◆ WORK TO BE COMPLETED ◆
Go through the data below. Pull out every line that has the word "color".

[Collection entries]
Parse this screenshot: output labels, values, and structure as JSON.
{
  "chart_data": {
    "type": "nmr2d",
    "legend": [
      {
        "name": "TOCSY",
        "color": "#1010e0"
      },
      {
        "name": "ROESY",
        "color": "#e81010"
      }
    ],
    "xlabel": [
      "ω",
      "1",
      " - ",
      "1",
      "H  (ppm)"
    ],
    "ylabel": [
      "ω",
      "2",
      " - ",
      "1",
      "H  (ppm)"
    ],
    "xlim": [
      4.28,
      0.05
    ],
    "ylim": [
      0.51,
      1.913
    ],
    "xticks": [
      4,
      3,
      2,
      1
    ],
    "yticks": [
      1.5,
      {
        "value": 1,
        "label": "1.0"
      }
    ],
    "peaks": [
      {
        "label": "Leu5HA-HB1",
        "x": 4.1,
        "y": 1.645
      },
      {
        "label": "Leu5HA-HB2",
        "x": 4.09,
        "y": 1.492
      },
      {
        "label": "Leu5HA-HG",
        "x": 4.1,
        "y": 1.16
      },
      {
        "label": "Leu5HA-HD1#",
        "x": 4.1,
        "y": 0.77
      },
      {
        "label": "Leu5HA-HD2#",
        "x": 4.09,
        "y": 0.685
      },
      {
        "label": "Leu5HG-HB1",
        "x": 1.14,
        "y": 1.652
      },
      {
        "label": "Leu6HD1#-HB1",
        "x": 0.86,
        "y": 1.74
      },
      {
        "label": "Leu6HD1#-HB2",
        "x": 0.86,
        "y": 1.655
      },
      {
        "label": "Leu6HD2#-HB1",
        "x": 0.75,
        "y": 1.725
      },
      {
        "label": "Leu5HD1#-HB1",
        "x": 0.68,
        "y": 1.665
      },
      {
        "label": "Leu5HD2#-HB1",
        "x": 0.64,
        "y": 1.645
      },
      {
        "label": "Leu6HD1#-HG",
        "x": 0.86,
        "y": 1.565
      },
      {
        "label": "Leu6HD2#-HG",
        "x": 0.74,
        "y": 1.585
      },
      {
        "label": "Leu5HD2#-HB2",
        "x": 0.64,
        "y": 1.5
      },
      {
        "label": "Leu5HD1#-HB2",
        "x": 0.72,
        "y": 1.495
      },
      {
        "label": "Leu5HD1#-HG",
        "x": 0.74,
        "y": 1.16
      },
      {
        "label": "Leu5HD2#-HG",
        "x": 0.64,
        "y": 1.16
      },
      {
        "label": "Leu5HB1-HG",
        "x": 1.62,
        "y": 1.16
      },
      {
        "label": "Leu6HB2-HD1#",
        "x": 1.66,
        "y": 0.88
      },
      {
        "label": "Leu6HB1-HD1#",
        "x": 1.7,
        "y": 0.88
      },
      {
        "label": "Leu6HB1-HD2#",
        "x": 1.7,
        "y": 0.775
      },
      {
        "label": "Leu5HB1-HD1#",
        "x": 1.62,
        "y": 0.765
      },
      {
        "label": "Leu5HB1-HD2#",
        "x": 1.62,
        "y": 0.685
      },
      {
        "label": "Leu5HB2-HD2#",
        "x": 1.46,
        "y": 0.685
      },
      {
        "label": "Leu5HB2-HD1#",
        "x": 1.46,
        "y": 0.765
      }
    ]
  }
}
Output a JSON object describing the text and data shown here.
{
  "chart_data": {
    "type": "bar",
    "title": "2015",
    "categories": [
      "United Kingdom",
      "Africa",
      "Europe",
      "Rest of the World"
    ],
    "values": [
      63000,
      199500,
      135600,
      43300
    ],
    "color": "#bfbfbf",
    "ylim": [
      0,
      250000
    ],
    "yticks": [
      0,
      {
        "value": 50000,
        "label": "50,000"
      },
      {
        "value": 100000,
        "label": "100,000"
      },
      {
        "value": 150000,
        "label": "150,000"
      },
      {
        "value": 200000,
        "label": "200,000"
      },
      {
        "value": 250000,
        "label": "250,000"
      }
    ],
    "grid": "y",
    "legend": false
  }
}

◆ RIGHT ANSWER ◆
        "color": "#1010e0"
        "color": "#e81010"
    "color": "#bfbfbf",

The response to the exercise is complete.